**** Reading text
Proving 1 + 1 = 3: Abstract Math & Visualization

[ffrancis]

I had some colleagues in College who took a degree in Math on their first two years. After finishing their second year, they shifted to a different course. They already finished from Algebra to Calculus and they were in an even higher math. They were asked to prove that

1 + 1 = 3

This is obviously wrong in arithmetic. But in what branch of mathematics is it possible to prove that 1 + 1 = 3? How would you prove that then? What is the solution?

I have another colleague who said she was grateful she never took Mathematics because, even though she can manage Calculus, higher maths are so abstract that you cannot visualize them anymore.

 

[atyy]

Hold up 2 fingers then add one more finger on 1 the same hand. If you add the spaces between the fingers (1+1), that will equal the number of fingers (3).

I saw this, I think, in one of Timothy Gower's articles.
********
**** Material shown
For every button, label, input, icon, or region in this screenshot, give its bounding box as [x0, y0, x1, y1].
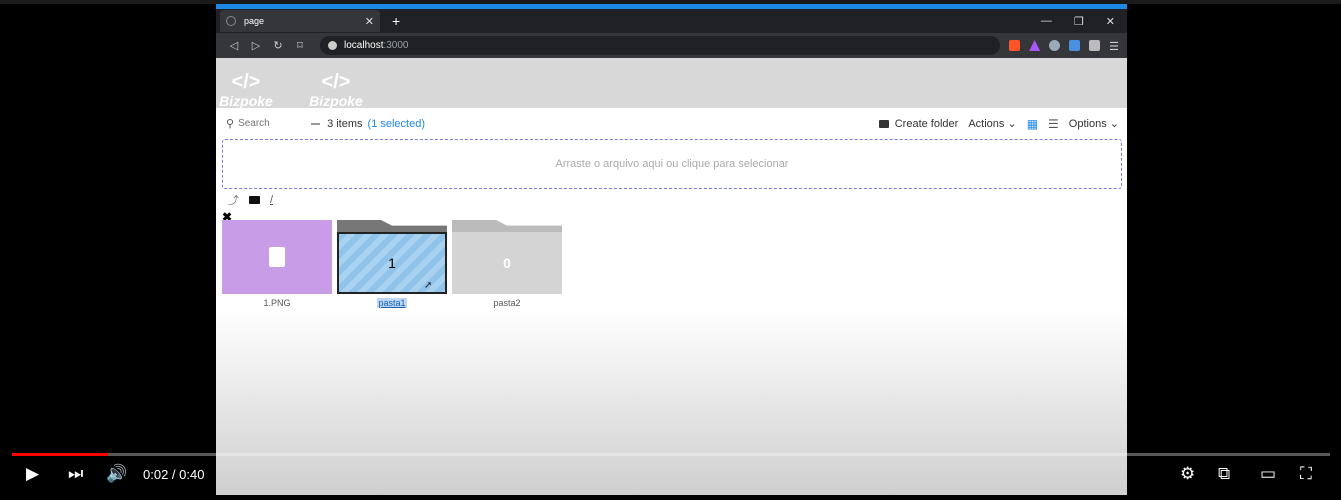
volume-icon[interactable]: 🔊: [106, 464, 127, 484]
file-manager-toolbar: ⚲ 3 items (1 selected) Create folder Act…: [216, 108, 1127, 139]
close-window-icon[interactable]: ✕: [1106, 15, 1115, 28]
browser-nav-bar: ◁ ▷ ↻ ⌑ localhost:3000 ☰: [216, 33, 1127, 58]
close-tab-icon[interactable]: ✕: [365, 15, 374, 28]
back-icon[interactable]: ◁: [224, 39, 244, 52]
time-display: 0:02 / 0:40: [143, 467, 205, 482]
folder-thumbnail[interactable]: 0: [452, 220, 562, 294]
image-file-icon: [269, 247, 285, 267]
logo-text: Bizpoke: [309, 93, 363, 109]
play-icon[interactable]: ▶: [26, 464, 39, 484]
forward-icon[interactable]: ▷: [246, 39, 266, 52]
bookmark-icon[interactable]: ⌑: [290, 39, 310, 52]
app-header: </> Bizpoke </> Bizpoke: [216, 58, 1127, 108]
item-name: 1.PNG: [263, 298, 291, 308]
restore-icon[interactable]: ❐: [1074, 15, 1084, 28]
search-icon: ⚲: [226, 118, 235, 130]
theater-mode-icon[interactable]: ▭: [1260, 464, 1276, 484]
miniplayer-icon[interactable]: ⧉: [1218, 464, 1230, 484]
folder-thumbnail[interactable]: 1 ➚: [337, 220, 447, 294]
file-item[interactable]: 1.PNG: [222, 220, 332, 308]
grid-view-icon[interactable]: ▦: [1027, 117, 1038, 131]
browser-tab-bar: page ✕ + — ❐ ✕: [216, 9, 1127, 33]
browser-tab[interactable]: page ✕: [220, 10, 380, 32]
folder-count: 0: [452, 232, 562, 294]
next-icon[interactable]: ⏭: [68, 464, 83, 484]
breadcrumb-root[interactable]: /: [270, 194, 273, 206]
search-input[interactable]: [238, 118, 309, 129]
video-player: page ✕ + — ❐ ✕ ◁ ▷ ↻ ⌑ localhost:3000 ☰…: [0, 0, 1341, 500]
extensions: ☰: [1009, 40, 1119, 53]
options-label: Options: [1068, 118, 1107, 130]
options-dropdown[interactable]: Options ⌄: [1069, 117, 1119, 130]
code-logo-icon: </>: [231, 71, 261, 93]
brave-shield-icon[interactable]: [1009, 40, 1021, 51]
brave-rewards-icon[interactable]: [1029, 40, 1041, 51]
cursor-icon: ➚: [424, 280, 433, 291]
item-name: pasta1: [377, 298, 407, 308]
video-frame[interactable]: page ✕ + — ❐ ✕ ◁ ▷ ↻ ⌑ localhost:3000 ☰…: [216, 4, 1127, 495]
chevron-down-icon: ⌄: [1007, 118, 1017, 130]
url-host: localhost: [344, 40, 384, 51]
create-folder-button[interactable]: Create folder: [878, 117, 959, 130]
address-bar[interactable]: localhost:3000: [320, 36, 1000, 55]
extension-b-icon[interactable]: [1069, 40, 1081, 51]
progress-fill: [12, 453, 109, 456]
info-icon[interactable]: [328, 41, 337, 50]
image-file-thumbnail[interactable]: [222, 220, 332, 294]
logo: </> Bizpoke: [218, 72, 274, 108]
actions-label: Actions: [968, 118, 1005, 130]
item-count: 3 items: [327, 117, 363, 130]
minimize-icon[interactable]: —: [1041, 15, 1052, 28]
dropzone-text: Arraste o arquivo aqui ou clique para se…: [555, 158, 789, 170]
reload-icon[interactable]: ↻: [268, 39, 288, 52]
item-name: pasta2: [493, 298, 521, 308]
folder-item[interactable]: 0 pasta2: [452, 220, 562, 308]
logo-text: Bizpoke: [219, 93, 273, 109]
breadcrumb: ⤴ /: [216, 189, 1127, 211]
upload-dropzone[interactable]: Arraste o arquivo aqui ou clique para se…: [222, 139, 1122, 189]
new-tab-icon[interactable]: +: [392, 13, 400, 29]
globe-icon: [226, 16, 236, 26]
settings-gear-icon[interactable]: ⚙: [1180, 464, 1195, 484]
folder-item[interactable]: 1 ➚ pasta1: [337, 220, 447, 308]
selected-count: (1 selected): [367, 117, 426, 130]
extension-a-icon[interactable]: [1049, 40, 1061, 51]
chevron-down-icon: ⌄: [1109, 118, 1119, 130]
code-logo-icon: </>: [321, 71, 351, 93]
tab-title: page: [244, 16, 265, 26]
url-port: :3000: [383, 40, 409, 51]
minus-icon: [311, 122, 321, 125]
menu-icon[interactable]: ☰: [1109, 40, 1119, 53]
window-controls: — ❐ ✕: [1041, 15, 1127, 28]
file-grid: 1.PNG 1 ➚ pasta1 0 pasta2: [222, 220, 562, 308]
progress-bar[interactable]: [12, 453, 1330, 456]
logo: </> Bizpoke: [308, 72, 364, 108]
player-controls: ▶ ⏭ 🔊 0:02 / 0:40 ⚙ ⧉ ▭ ⛶: [0, 448, 1341, 500]
actions-dropdown[interactable]: Actions ⌄: [968, 117, 1016, 130]
folder-plus-icon: [878, 119, 889, 128]
up-level-icon[interactable]: ⤴: [228, 192, 239, 208]
list-view-icon[interactable]: ☰: [1048, 117, 1059, 131]
toolbar-actions: Create folder Actions ⌄ ▦ ☰ Options ⌄: [878, 117, 1119, 131]
fullscreen-icon[interactable]: ⛶: [1300, 464, 1312, 484]
create-folder-label: Create folder: [894, 117, 959, 130]
folder-icon: [249, 196, 260, 204]
puzzle-icon[interactable]: [1089, 40, 1101, 51]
********
What is being asked ->
In the thread about proving 1 + 1 = 3, why was one colleague grateful she never took Mathematics? The entries come from a separate source.

The completed task ->
She felt that higher maths, even though she can manage Calculus, are so abstract that you cannot visualize them anymore.